## GIVEN TEXT
BEGIN

Output is silent / silence_rendered=1

If Silence_threshold is set to a value lower than the best match score, the engine renders silence. This is intentional – it prevents bad matches from being returned. Lower the threshold (e.g., to 2.0) to always render, or tune your descriptor weights to achieve scores below your desired threshold.

Frame‑based output has clicks / amplitude bumps

The overlap‑add renderer applies Hann windowing and OLA normalisation. If you hear clicks, try increasing Frame_size_ms (e.g., to 200 ms) or adjusting Hop_size_ms. The default 75 ms hop (75 % overlap) is COLA‑compliant for a Hann window.

Harmonic contribution scoring

This is an Orchidea‑inspired metric that measures how well a corpus note’s harmonic series covers the target’s detected partials. It works without explicit F0 matching – a note an octave above the target still gets a moderate score (≈0.5), while a semitone‑off note scores near 1.0. This allows retrieval that respects harmonic content without strict pitch constraints.

Speech mode

When enabled (via preset or Speech_mode parameter), the harmonic weight is zeroed, MFCC and specenv weights are boosted, and the silence threshold is raised. This prevents the engine from trying to match speech with orchestral harmonic series (which would produce high scores and trigger the silence gate).

END

## WHAT THIS EXERCISE ASKS
A. From the engine troubleshooting notes, set down everything from "Frame‑based output has" down to "strict pitch constraints.".
B. According to the engine troubleshooting notes, what default hop size is COLA-compliant for a Hann window?

## GIVEN INFORMATION
BEGIN

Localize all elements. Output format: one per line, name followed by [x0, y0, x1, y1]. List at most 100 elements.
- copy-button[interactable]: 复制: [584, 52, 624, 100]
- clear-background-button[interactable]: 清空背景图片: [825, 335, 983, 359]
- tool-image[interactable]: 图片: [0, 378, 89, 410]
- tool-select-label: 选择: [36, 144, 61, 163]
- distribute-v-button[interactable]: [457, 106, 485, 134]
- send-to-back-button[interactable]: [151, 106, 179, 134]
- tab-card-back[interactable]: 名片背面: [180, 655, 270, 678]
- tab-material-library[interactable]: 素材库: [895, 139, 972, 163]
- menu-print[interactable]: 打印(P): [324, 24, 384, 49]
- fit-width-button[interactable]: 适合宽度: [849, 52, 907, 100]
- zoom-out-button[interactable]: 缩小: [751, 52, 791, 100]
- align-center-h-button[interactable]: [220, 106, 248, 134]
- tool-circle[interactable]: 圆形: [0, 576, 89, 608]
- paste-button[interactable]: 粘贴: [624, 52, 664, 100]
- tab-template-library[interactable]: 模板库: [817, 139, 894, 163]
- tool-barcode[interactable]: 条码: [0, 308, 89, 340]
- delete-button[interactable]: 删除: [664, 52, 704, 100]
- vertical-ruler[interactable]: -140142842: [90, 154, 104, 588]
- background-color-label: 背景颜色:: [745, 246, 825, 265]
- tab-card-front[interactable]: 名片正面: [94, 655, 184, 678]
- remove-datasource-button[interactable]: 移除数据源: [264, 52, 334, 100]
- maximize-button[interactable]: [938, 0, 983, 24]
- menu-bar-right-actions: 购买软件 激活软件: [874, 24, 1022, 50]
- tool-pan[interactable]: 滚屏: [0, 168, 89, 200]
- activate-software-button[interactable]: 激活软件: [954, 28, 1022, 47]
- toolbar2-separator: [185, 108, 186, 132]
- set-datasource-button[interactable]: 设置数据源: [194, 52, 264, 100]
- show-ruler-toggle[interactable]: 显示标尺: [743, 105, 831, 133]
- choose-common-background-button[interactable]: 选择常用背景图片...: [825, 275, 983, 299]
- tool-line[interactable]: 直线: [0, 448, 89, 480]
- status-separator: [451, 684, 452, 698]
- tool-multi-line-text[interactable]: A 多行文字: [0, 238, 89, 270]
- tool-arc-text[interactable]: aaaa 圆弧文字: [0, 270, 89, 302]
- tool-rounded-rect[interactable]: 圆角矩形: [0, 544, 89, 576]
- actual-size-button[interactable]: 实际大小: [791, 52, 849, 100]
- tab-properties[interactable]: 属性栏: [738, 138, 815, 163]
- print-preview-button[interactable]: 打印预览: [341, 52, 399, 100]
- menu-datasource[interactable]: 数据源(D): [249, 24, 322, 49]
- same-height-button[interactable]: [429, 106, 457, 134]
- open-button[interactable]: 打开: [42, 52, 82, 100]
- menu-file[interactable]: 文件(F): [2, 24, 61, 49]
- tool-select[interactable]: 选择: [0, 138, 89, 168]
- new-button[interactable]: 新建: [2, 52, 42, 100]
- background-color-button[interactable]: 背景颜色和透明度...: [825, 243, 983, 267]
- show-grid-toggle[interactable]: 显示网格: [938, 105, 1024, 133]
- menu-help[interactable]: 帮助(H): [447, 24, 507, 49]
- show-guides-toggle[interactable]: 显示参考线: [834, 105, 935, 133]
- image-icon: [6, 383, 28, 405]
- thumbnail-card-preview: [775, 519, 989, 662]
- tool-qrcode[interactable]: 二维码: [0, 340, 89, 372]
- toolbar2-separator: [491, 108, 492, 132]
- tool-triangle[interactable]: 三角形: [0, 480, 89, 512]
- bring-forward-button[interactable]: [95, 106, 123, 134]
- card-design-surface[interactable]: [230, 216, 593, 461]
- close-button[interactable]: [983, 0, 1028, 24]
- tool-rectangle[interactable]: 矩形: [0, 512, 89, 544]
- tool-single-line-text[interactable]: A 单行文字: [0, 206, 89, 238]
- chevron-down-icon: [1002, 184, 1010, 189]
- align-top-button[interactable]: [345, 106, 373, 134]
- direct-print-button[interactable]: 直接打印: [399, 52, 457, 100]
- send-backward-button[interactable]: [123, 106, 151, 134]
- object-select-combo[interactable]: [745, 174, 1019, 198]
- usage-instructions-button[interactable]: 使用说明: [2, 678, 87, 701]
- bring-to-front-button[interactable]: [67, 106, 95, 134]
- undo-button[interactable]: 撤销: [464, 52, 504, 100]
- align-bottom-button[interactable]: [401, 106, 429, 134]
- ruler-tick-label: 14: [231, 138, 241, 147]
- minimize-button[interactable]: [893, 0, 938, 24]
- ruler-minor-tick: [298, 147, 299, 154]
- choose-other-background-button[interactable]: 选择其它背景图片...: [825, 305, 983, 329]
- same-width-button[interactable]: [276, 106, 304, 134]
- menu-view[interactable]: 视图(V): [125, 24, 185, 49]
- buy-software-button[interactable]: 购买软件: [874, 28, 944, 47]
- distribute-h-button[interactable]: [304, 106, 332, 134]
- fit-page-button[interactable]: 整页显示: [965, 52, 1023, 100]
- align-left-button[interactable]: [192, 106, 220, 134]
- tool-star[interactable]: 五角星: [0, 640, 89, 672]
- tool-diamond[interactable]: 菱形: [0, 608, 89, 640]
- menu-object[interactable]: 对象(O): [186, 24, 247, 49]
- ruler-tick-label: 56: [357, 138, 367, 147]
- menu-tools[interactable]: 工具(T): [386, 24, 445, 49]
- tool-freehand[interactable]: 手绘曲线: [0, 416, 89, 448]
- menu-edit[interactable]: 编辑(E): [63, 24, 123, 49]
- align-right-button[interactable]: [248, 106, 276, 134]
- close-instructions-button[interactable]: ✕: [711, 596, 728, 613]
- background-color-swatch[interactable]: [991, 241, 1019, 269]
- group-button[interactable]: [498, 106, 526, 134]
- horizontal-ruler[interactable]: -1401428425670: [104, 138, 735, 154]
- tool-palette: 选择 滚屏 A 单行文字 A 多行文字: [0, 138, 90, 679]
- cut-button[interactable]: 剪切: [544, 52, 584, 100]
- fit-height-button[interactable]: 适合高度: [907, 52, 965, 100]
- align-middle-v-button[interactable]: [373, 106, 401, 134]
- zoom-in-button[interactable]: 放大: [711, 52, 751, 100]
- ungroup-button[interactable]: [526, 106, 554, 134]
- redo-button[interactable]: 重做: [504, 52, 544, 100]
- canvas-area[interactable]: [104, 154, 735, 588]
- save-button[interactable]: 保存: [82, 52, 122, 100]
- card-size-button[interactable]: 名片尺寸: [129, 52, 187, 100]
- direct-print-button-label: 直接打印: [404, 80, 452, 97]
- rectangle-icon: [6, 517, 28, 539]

END

## WORKED SOLUTIONS
A.
Frame‑based output has clicks / amplitude bumps

The overlap‑add renderer applies Hann windowing and OLA normalisation. If you hear clicks, try increasing Frame_size_ms (e.g., to 200 ms) or adjusting Hop_size_ms. The default 75 ms hop (75 % overlap) is COLA‑compliant for a Hann window.

Harmonic contribution scoring

This is an Orchidea‑inspired metric that measures how well a corpus note’s harmonic series covers the target’s detected partials. It works without explicit F0 matching – a note an octave above the target still gets a moderate score (≈0.5), while a semitone‑off note scores near 1.0. This allows retrieval that respects harmonic content without strict pitch constraints.

B. 75 ms, which gives 75 % overlap.